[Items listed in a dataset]
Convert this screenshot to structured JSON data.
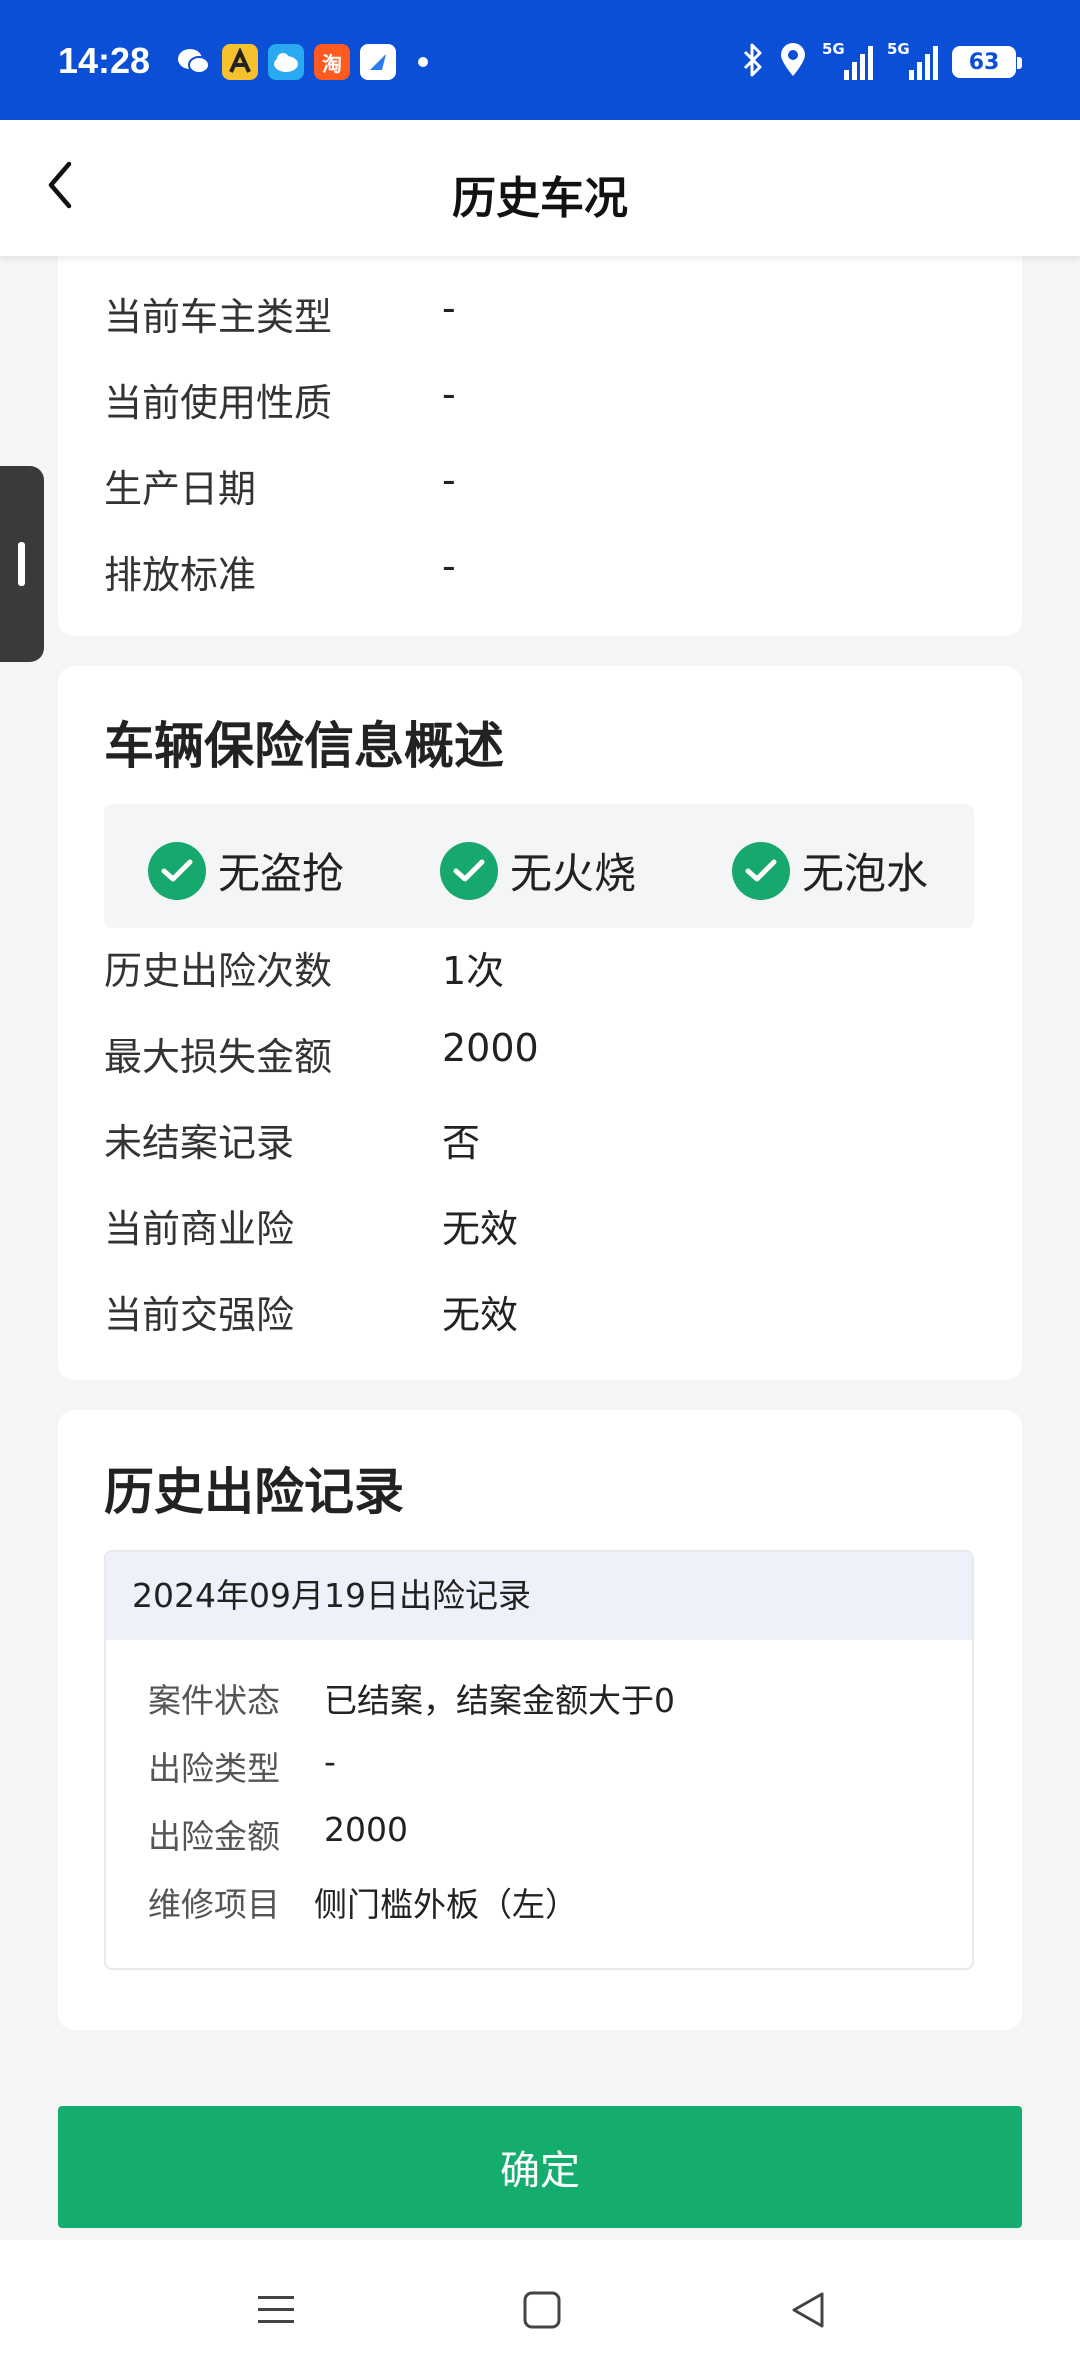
{
  "status_bar": {
    "time": "14:28",
    "app_icons": [
      "wechat-icon",
      "app-icon-a",
      "app-icon-cloud",
      "taobao-icon",
      "browser-icon"
    ],
    "taobao_label": "淘",
    "network_1": "5G",
    "network_2": "5G",
    "battery": "63",
    "colors": {
      "background": "#0b4fd6"
    }
  },
  "header": {
    "title": "历史车况",
    "back_icon": "chevron-left-icon"
  },
  "basic_info": {
    "rows": [
      {
        "label": "当前车主类型",
        "value": "-"
      },
      {
        "label": "当前使用性质",
        "value": "-"
      },
      {
        "label": "生产日期",
        "value": "-"
      },
      {
        "label": "排放标准",
        "value": "-"
      }
    ]
  },
  "insurance_summary": {
    "title": "车辆保险信息概述",
    "badges": [
      {
        "label": "无盗抢",
        "icon": "check-circle-icon"
      },
      {
        "label": "无火烧",
        "icon": "check-circle-icon"
      },
      {
        "label": "无泡水",
        "icon": "check-circle-icon"
      }
    ],
    "rows": [
      {
        "label": "历史出险次数",
        "value": "1次"
      },
      {
        "label": "最大损失金额",
        "value": "2000"
      },
      {
        "label": "未结案记录",
        "value": "否"
      },
      {
        "label": "当前商业险",
        "value": "无效"
      },
      {
        "label": "当前交强险",
        "value": "无效"
      }
    ]
  },
  "claim_history": {
    "title": "历史出险记录",
    "records": [
      {
        "heading": "2024年09月19日出险记录",
        "rows": [
          {
            "label": "案件状态",
            "value": "已结案，结案金额大于0"
          },
          {
            "label": "出险类型",
            "value": "-"
          },
          {
            "label": "出险金额",
            "value": "2000"
          },
          {
            "label": "维修项目",
            "value": "侧门槛外板（左）"
          }
        ]
      }
    ]
  },
  "confirm_button": {
    "label": "确定",
    "color": "#14ad6e"
  },
  "system_nav": {
    "icons": [
      "menu-icon",
      "home-square-icon",
      "back-triangle-icon"
    ]
  }
}
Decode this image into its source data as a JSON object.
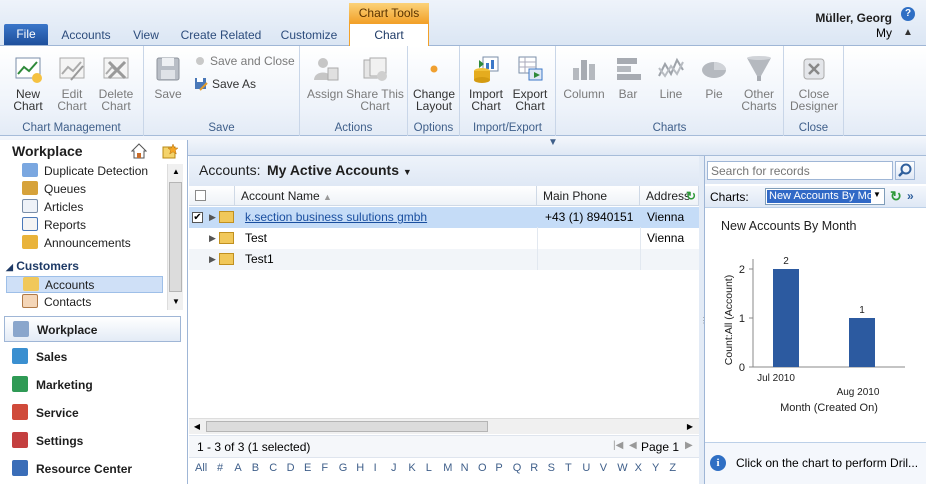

Short problem: Count how many lines hold the string "title" and give that number alone.

Answer to this exercise: 3